* [EXERCISE OBJECTIVE]: Every line holding the string "from" should be gathered.

* [STORED RECORDS]:
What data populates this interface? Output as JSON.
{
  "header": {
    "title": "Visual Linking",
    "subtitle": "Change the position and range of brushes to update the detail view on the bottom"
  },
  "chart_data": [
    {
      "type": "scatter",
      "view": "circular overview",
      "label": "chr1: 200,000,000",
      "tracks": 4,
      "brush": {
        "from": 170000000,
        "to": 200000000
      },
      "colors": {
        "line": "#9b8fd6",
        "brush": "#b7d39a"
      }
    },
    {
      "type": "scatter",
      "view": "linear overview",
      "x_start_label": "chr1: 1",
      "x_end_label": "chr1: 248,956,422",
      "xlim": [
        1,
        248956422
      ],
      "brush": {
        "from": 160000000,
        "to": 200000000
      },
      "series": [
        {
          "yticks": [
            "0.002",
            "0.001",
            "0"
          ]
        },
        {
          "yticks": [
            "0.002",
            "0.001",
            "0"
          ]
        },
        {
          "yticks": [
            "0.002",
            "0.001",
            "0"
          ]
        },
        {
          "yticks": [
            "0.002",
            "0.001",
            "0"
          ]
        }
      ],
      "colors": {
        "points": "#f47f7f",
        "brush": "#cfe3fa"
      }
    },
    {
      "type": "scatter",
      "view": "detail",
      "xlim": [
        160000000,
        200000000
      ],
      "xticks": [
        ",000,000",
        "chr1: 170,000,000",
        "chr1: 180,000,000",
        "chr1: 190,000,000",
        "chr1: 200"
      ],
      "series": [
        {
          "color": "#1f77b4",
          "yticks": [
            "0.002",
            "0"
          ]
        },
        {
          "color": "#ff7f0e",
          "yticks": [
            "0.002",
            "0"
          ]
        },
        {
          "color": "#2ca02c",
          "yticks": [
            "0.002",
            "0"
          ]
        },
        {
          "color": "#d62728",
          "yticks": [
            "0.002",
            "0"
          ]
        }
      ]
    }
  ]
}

==

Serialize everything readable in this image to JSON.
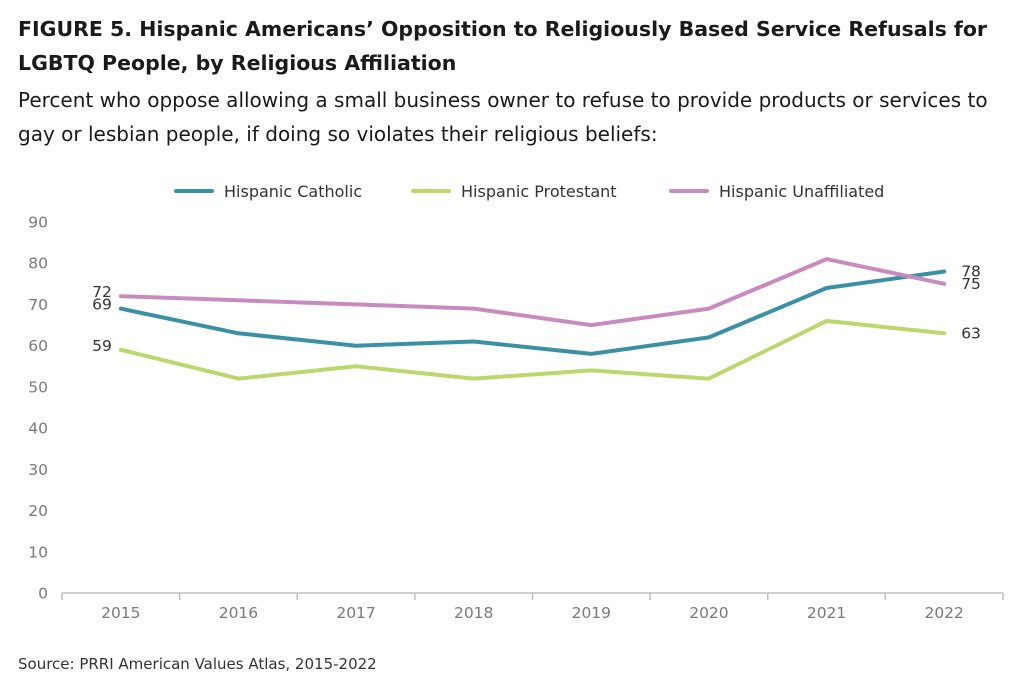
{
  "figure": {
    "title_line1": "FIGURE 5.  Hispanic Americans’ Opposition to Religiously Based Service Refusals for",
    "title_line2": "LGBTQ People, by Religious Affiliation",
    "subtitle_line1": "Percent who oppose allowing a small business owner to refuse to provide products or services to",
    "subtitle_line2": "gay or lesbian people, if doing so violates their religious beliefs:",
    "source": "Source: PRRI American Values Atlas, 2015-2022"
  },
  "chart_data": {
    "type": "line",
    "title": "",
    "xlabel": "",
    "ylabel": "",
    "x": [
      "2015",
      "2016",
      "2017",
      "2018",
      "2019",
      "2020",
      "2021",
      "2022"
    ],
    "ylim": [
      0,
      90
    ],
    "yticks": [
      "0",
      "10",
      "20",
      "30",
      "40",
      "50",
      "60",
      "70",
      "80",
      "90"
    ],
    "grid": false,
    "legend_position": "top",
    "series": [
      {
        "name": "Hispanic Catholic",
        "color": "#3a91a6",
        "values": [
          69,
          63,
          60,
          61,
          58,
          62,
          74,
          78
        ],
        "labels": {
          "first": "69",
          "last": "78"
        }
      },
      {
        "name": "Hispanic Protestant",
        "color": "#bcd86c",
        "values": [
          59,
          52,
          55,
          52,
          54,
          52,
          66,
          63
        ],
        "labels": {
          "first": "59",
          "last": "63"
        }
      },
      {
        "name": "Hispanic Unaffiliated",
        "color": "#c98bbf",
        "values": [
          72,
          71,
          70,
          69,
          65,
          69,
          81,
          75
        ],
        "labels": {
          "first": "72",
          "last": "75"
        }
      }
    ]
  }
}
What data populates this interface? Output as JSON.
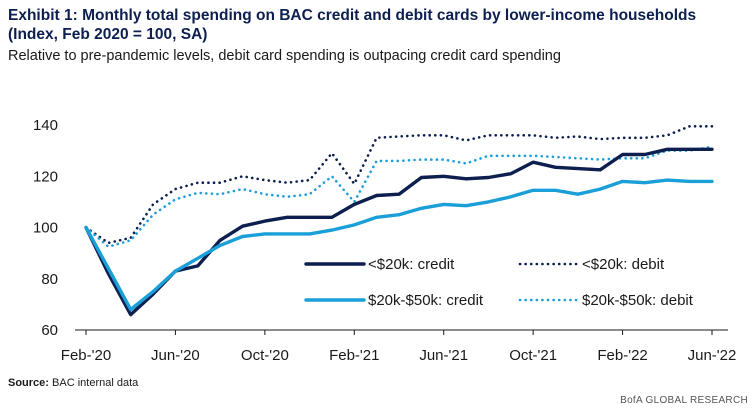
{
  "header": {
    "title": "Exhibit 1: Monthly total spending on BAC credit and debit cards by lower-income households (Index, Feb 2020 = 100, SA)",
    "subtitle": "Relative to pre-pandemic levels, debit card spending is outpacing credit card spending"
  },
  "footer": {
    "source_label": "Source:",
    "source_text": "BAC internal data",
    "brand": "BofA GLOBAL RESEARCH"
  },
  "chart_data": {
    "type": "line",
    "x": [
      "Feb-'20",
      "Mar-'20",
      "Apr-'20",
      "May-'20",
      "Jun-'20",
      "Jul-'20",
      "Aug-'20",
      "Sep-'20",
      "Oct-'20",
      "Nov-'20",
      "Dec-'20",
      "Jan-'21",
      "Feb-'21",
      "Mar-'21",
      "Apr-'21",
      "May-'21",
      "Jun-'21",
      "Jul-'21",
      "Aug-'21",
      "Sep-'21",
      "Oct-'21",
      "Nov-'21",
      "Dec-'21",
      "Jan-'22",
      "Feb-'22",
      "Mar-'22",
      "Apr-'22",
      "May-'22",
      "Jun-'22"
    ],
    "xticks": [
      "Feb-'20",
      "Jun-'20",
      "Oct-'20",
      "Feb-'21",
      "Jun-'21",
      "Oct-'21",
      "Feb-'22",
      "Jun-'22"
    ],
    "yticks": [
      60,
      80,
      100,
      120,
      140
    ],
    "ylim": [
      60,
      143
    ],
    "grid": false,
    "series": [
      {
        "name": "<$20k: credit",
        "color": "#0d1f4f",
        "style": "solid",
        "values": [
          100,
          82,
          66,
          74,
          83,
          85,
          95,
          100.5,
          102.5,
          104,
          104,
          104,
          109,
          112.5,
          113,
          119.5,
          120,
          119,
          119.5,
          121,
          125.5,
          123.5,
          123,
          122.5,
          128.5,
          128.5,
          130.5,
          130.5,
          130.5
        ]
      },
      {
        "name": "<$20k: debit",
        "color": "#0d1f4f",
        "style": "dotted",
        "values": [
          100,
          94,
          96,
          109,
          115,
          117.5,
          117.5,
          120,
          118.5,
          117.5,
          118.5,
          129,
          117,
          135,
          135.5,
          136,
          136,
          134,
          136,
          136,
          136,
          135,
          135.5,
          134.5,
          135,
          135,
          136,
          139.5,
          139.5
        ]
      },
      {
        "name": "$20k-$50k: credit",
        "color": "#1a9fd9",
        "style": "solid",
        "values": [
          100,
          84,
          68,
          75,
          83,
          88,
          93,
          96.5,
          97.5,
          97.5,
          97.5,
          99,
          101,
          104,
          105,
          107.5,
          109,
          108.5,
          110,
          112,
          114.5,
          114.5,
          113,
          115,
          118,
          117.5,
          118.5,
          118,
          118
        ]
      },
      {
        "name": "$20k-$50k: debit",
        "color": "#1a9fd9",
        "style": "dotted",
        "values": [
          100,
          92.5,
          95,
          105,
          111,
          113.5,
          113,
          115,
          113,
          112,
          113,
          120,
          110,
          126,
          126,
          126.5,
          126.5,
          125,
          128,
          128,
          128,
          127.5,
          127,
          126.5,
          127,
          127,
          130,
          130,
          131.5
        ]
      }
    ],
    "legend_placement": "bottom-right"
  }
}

...

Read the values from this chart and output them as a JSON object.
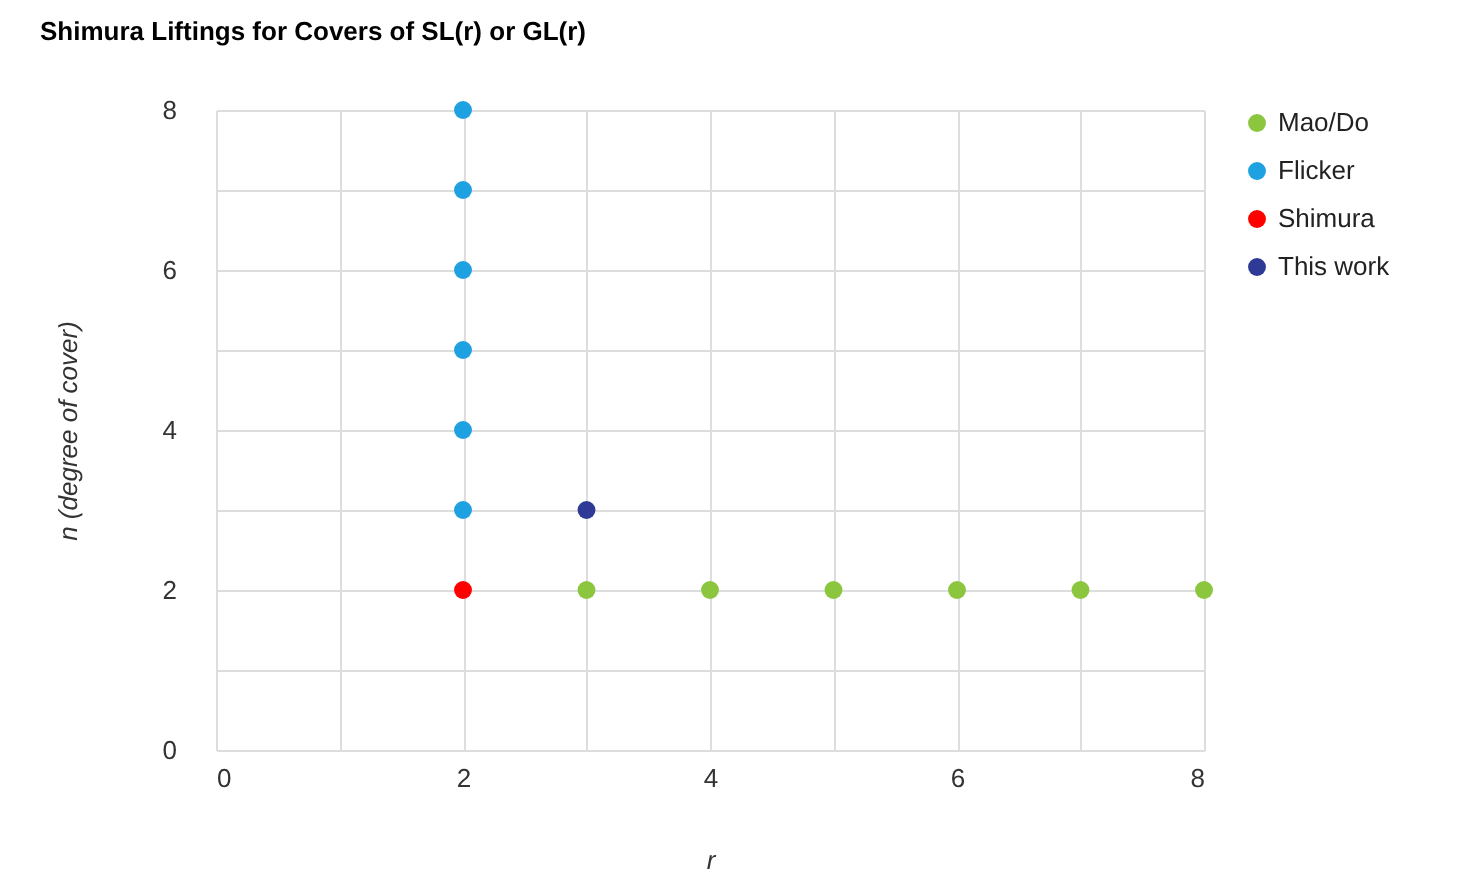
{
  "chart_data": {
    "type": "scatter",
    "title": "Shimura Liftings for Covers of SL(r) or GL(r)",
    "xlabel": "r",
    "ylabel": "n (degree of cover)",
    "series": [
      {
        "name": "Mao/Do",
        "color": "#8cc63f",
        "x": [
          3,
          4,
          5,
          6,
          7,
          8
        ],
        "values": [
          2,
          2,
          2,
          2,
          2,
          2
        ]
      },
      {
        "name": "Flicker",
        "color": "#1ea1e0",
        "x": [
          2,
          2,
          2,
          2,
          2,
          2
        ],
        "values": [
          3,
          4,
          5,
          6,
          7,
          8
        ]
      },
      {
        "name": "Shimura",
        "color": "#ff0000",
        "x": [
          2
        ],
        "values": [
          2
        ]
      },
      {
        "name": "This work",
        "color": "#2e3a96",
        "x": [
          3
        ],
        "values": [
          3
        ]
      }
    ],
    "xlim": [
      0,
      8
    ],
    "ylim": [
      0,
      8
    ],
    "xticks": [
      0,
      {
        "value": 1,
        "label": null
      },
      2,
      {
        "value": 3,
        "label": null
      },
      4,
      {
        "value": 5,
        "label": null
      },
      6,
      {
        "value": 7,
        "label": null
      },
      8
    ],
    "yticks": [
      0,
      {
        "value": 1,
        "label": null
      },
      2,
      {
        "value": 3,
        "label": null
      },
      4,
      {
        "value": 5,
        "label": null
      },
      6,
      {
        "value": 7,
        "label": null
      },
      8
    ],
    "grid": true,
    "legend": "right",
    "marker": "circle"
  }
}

* [THE OUTPUT]:
        "from": 170000000,
        "from": 160000000,
Read the values from this chart and output them as a JSON object.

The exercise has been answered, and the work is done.